Extracted entries
_ _ _ _ _
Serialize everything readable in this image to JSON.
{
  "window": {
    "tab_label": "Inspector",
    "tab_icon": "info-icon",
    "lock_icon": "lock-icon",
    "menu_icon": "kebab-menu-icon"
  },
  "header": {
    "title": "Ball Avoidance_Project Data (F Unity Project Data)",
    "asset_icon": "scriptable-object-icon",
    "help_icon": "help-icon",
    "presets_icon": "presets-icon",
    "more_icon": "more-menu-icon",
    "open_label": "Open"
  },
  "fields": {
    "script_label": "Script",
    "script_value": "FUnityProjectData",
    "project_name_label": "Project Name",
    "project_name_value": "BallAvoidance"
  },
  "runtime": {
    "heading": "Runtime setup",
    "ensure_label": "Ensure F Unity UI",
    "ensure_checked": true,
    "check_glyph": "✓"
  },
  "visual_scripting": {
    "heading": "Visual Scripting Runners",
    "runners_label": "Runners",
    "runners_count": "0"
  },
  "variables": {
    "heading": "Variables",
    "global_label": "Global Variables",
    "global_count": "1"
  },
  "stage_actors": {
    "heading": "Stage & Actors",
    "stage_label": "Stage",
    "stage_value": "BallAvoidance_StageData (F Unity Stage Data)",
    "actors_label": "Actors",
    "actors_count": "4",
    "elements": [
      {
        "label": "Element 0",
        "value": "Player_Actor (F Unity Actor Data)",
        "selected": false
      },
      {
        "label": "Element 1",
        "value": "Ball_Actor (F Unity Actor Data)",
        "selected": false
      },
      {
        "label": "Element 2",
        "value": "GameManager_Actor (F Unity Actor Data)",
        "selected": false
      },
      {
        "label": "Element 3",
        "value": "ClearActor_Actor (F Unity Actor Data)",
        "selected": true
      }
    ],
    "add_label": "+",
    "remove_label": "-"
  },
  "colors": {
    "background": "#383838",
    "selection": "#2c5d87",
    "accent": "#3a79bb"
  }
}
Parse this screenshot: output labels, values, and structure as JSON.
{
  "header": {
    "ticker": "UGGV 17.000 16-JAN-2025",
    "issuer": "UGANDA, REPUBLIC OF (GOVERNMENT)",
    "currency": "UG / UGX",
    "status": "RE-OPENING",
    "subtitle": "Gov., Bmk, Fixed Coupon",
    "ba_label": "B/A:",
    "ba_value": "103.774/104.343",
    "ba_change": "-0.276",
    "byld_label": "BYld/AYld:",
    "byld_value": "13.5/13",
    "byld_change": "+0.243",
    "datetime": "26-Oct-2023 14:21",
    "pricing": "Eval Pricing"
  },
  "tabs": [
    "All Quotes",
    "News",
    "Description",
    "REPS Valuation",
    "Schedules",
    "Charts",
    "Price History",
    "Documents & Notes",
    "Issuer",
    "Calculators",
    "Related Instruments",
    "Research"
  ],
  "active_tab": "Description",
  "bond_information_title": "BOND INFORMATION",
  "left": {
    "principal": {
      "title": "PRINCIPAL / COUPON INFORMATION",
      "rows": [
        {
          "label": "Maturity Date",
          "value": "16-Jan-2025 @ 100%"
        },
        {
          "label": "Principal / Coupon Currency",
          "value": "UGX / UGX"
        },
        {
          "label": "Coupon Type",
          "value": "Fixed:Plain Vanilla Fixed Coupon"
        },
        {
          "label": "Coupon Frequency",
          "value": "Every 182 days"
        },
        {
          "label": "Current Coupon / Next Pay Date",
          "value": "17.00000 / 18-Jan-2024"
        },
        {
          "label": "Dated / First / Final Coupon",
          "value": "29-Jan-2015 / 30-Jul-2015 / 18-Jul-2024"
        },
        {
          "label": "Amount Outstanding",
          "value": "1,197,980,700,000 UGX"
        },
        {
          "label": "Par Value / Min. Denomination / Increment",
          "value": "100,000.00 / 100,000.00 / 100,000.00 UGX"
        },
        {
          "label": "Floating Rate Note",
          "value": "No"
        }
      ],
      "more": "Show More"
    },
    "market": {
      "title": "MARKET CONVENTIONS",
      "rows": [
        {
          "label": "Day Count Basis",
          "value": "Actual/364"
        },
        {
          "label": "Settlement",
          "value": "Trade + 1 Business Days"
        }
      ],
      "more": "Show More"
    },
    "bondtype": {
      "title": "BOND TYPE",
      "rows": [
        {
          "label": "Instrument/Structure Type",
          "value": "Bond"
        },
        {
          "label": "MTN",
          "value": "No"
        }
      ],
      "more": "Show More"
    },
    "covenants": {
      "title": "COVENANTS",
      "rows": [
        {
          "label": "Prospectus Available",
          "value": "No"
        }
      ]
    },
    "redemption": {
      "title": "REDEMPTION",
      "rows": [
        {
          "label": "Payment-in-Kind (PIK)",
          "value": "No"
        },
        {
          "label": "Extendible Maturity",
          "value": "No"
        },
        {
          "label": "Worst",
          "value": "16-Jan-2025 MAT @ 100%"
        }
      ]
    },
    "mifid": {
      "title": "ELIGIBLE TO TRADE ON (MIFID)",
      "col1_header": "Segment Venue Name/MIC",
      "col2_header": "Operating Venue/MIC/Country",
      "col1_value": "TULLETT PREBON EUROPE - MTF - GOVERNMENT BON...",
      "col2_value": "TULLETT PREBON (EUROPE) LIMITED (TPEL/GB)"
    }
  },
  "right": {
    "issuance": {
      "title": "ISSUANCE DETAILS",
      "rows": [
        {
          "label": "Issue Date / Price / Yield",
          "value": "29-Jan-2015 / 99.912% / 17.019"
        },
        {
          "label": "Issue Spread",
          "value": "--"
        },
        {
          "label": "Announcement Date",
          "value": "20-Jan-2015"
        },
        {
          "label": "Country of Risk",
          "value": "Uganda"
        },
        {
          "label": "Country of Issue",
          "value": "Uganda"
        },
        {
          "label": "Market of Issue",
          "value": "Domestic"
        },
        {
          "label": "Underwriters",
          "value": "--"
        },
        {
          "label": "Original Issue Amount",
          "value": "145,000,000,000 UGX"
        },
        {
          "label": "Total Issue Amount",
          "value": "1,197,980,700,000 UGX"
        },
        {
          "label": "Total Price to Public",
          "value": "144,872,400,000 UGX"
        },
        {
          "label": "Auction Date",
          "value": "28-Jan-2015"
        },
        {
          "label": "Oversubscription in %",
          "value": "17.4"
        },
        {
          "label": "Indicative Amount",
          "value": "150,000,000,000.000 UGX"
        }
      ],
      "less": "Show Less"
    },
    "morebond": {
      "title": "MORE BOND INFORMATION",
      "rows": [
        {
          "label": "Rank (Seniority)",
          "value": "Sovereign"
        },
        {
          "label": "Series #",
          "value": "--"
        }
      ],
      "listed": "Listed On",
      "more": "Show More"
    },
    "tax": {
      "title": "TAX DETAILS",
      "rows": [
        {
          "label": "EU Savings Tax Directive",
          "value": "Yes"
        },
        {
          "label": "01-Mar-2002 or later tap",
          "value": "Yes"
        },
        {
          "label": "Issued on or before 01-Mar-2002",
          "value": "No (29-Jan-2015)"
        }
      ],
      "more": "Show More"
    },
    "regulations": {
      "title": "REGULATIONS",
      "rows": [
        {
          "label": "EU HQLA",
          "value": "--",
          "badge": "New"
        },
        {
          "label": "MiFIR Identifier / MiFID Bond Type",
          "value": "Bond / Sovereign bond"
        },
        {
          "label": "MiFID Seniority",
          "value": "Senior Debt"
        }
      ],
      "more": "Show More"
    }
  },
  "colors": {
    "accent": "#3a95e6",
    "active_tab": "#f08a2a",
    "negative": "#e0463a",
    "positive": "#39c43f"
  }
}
_ _ _ _ _
Stated task
Tally the lines of the material above that contain the word "GOVERNMENT" and report the total alone.

The solution
2